* _Exercise description_
Extract every line that contains the string "necesario".

Begin Dataset content

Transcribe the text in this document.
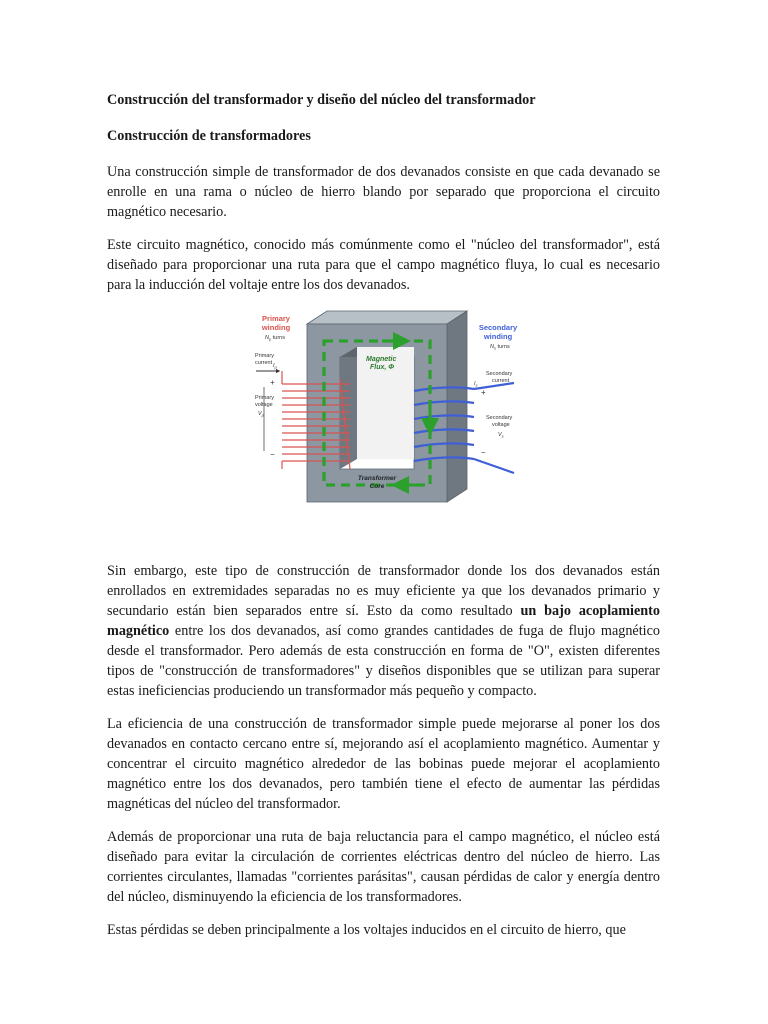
Construcción del transformador y diseño del núcleo del transformador
Construcción de transformadores

Una construcción simple de transformador de dos devanados consiste en que cada devanado se enrolle en una rama o núcleo de hierro blando por separado que proporciona el circuito magnético necesario.

Este circuito magnético, conocido más comúnmente como el "núcleo del transformador", está diseñado para proporcionar una ruta para que el campo magnético fluya, lo cual es necesario para la inducción del voltaje entre los dos devanados.

Primary
winding
$N_p$ turns
Primary
current
Primary
voltage
$I_p$
$V_p$
+
−
Secondary
winding
$N_s$ turns
Secondary
current
Secondary
voltage
$I_s$
$V_s$
+
−
Magnetic
Flux, Φ
Transformer
Core

Sin embargo, este tipo de construcción de transformador donde los dos devanados están enrollados en extremidades separadas no es muy eficiente ya que los devanados primario y secundario están bien separados entre sí. Esto da como resultado un bajo acoplamiento magnético entre los dos devanados, así como grandes cantidades de fuga de flujo magnético desde el transformador. Pero además de esta construcción en forma de "O", existen diferentes tipos de "construcción de transformadores" y diseños disponibles que se utilizan para superar estas ineficiencias produciendo un transformador más pequeño y compacto.

La eficiencia de una construcción de transformador simple puede mejorarse al poner los dos devanados en contacto cercano entre sí, mejorando así el acoplamiento magnético. Aumentar y concentrar el circuito magnético alrededor de las bobinas puede mejorar el acoplamiento magnético entre los dos devanados, pero también tiene el efecto de aumentar las pérdidas magnéticas del núcleo del transformador.

Además de proporcionar una ruta de baja reluctancia para el campo magnético, el núcleo está diseñado para evitar la circulación de corrientes eléctricas dentro del núcleo de hierro. Las corrientes circulantes, llamadas "corrientes parásitas", causan pérdidas de calor y energía dentro del núcleo, disminuyendo la eficiencia de los transformadores.

Estas pérdidas se deben principalmente a los voltajes inducidos en el circuito de hierro, que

End Dataset content

* _The answer_
Una construcción simple de transformador de dos devanados consiste en que cada devanado se enrolle en una rama o núcleo de hierro blando por separado que proporciona el circuito magnético necesario.
Este circuito magnético, conocido más comúnmente como el "núcleo del transformador", está diseñado para proporcionar una ruta para que el campo magnético fluya, lo cual es necesario para la inducción del voltaje entre los dos devanados.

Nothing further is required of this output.